# start of RECORDS FOR THE TASK

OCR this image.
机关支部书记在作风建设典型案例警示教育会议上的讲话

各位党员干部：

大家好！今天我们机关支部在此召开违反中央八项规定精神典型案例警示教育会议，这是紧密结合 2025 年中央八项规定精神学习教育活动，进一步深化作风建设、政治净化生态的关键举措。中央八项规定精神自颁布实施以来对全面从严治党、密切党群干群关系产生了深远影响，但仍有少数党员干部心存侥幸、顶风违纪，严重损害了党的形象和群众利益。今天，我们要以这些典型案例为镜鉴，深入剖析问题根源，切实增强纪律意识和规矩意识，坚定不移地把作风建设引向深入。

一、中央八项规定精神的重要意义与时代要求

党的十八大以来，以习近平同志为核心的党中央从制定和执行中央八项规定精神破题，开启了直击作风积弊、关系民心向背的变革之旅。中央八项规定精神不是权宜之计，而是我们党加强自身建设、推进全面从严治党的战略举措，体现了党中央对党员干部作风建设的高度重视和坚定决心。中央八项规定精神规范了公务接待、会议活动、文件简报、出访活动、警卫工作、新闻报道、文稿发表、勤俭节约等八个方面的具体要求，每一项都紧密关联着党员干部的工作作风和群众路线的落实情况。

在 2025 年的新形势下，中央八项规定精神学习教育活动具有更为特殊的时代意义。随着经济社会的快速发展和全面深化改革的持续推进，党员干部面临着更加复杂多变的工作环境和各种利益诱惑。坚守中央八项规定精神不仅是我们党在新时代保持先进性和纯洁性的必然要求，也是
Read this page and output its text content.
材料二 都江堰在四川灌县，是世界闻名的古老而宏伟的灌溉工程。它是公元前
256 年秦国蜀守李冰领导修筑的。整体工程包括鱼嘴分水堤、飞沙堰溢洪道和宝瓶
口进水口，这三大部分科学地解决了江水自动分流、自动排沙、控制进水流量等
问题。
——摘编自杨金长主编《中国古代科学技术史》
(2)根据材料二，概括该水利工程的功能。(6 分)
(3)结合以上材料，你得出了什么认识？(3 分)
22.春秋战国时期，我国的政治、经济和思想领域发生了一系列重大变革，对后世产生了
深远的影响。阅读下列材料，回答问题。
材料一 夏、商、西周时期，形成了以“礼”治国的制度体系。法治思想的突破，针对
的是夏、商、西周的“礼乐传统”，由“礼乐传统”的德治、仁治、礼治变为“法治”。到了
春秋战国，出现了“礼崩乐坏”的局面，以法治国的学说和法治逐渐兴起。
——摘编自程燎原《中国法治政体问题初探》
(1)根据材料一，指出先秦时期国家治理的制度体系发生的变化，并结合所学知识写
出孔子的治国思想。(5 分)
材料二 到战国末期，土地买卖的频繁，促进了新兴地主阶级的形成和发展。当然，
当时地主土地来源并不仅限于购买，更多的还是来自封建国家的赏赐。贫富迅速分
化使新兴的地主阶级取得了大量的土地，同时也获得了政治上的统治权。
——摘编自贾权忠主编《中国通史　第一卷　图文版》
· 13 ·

# end of RECORDS FOR THE TASK

*THE PROBLEM:*
Set down each entry again, unchanged.

*EXERCISE RESULT:*
OCR this image.
机关支部书记在作风建设典型案例警示教育会议上的讲话

各位党员干部：

大家好！今天我们机关支部在此召开违反中央八项规定精神典型案例警示教育会议，这是紧密结合 2025 年中央八项规定精神学习教育活动，进一步深化作风建设、政治净化生态的关键举措。中央八项规定精神自颁布实施以来对全面从严治党、密切党群干群关系产生了深远影响，但仍有少数党员干部心存侥幸、顶风违纪，严重损害了党的形象和群众利益。今天，我们要以这些典型案例为镜鉴，深入剖析问题根源，切实增强纪律意识和规矩意识，坚定不移地把作风建设引向深入。

一、中央八项规定精神的重要意义与时代要求

党的十八大以来，以习近平同志为核心的党中央从制定和执行中央八项规定精神破题，开启了直击作风积弊、关系民心向背的变革之旅。中央八项规定精神不是权宜之计，而是我们党加强自身建设、推进全面从严治党的战略举措，体现了党中央对党员干部作风建设的高度重视和坚定决心。中央八项规定精神规范了公务接待、会议活动、文件简报、出访活动、警卫工作、新闻报道、文稿发表、勤俭节约等八个方面的具体要求，每一项都紧密关联着党员干部的工作作风和群众路线的落实情况。

在 2025 年的新形势下，中央八项规定精神学习教育活动具有更为特殊的时代意义。随着经济社会的快速发展和全面深化改革的持续推进，党员干部面临着更加复杂多变的工作环境和各种利益诱惑。坚守中央八项规定精神不仅是我们党在新时代保持先进性和纯洁性的必然要求，也是
Read this page and output its text content.
材料二 都江堰在四川灌县，是世界闻名的古老而宏伟的灌溉工程。它是公元前
256 年秦国蜀守李冰领导修筑的。整体工程包括鱼嘴分水堤、飞沙堰溢洪道和宝瓶
口进水口，这三大部分科学地解决了江水自动分流、自动排沙、控制进水流量等
问题。
——摘编自杨金长主编《中国古代科学技术史》
(2)根据材料二，概括该水利工程的功能。(6 分)
(3)结合以上材料，你得出了什么认识？(3 分)
22.春秋战国时期，我国的政治、经济和思想领域发生了一系列重大变革，对后世产生了
深远的影响。阅读下列材料，回答问题。
材料一 夏、商、西周时期，形成了以“礼”治国的制度体系。法治思想的突破，针对
的是夏、商、西周的“礼乐传统”，由“礼乐传统”的德治、仁治、礼治变为“法治”。到了
春秋战国，出现了“礼崩乐坏”的局面，以法治国的学说和法治逐渐兴起。
——摘编自程燎原《中国法治政体问题初探》
(1)根据材料一，指出先秦时期国家治理的制度体系发生的变化，并结合所学知识写
出孔子的治国思想。(5 分)
材料二 到战国末期，土地买卖的频繁，促进了新兴地主阶级的形成和发展。当然，
当时地主土地来源并不仅限于购买，更多的还是来自封建国家的赏赐。贫富迅速分
化使新兴的地主阶级取得了大量的土地，同时也获得了政治上的统治权。
——摘编自贾权忠主编《中国通史　第一卷　图文版》
· 13 ·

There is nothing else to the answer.